**Provided data**
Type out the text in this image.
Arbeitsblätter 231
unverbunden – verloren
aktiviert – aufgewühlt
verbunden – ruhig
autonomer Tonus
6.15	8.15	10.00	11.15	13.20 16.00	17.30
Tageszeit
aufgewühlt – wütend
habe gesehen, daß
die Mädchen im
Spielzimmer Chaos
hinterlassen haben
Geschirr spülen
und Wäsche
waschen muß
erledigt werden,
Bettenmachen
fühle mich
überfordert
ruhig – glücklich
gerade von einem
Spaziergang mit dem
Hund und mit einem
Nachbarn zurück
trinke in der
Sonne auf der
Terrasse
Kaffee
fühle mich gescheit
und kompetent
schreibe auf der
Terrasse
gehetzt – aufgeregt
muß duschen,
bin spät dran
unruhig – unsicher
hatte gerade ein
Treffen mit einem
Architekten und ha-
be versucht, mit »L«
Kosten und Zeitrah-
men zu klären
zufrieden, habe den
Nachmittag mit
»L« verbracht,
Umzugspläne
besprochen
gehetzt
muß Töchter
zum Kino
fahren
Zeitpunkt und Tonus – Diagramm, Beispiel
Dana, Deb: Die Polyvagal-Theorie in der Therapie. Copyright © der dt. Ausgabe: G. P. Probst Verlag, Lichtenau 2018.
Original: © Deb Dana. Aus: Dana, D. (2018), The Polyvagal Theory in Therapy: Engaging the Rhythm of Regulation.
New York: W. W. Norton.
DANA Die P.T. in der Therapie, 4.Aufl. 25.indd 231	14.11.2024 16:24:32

**Problem statement**
Can you reproduce all the material exactly?

**Complete response**
Type out the text in this image.
Arbeitsblätter 231
unverbunden – verloren
aktiviert – aufgewühlt
verbunden – ruhig
autonomer Tonus
6.15	8.15	10.00	11.15	13.20 16.00	17.30
Tageszeit
aufgewühlt – wütend
habe gesehen, daß
die Mädchen im
Spielzimmer Chaos
hinterlassen haben
Geschirr spülen
und Wäsche
waschen muß
erledigt werden,
Bettenmachen
fühle mich
überfordert
ruhig – glücklich
gerade von einem
Spaziergang mit dem
Hund und mit einem
Nachbarn zurück
trinke in der
Sonne auf der
Terrasse
Kaffee
fühle mich gescheit
und kompetent
schreibe auf der
Terrasse
gehetzt – aufgeregt
muß duschen,
bin spät dran
unruhig – unsicher
hatte gerade ein
Treffen mit einem
Architekten und ha-
be versucht, mit »L«
Kosten und Zeitrah-
men zu klären
zufrieden, habe den
Nachmittag mit
»L« verbracht,
Umzugspläne
besprochen
gehetzt
muß Töchter
zum Kino
fahren
Zeitpunkt und Tonus – Diagramm, Beispiel
Dana, Deb: Die Polyvagal-Theorie in der Therapie. Copyright © der dt. Ausgabe: G. P. Probst Verlag, Lichtenau 2018.
Original: © Deb Dana. Aus: Dana, D. (2018), The Polyvagal Theory in Therapy: Engaging the Rhythm of Regulation.
New York: W. W. Norton.
DANA Die P.T. in der Therapie, 4.Aufl. 25.indd 231	14.11.2024 16:24:32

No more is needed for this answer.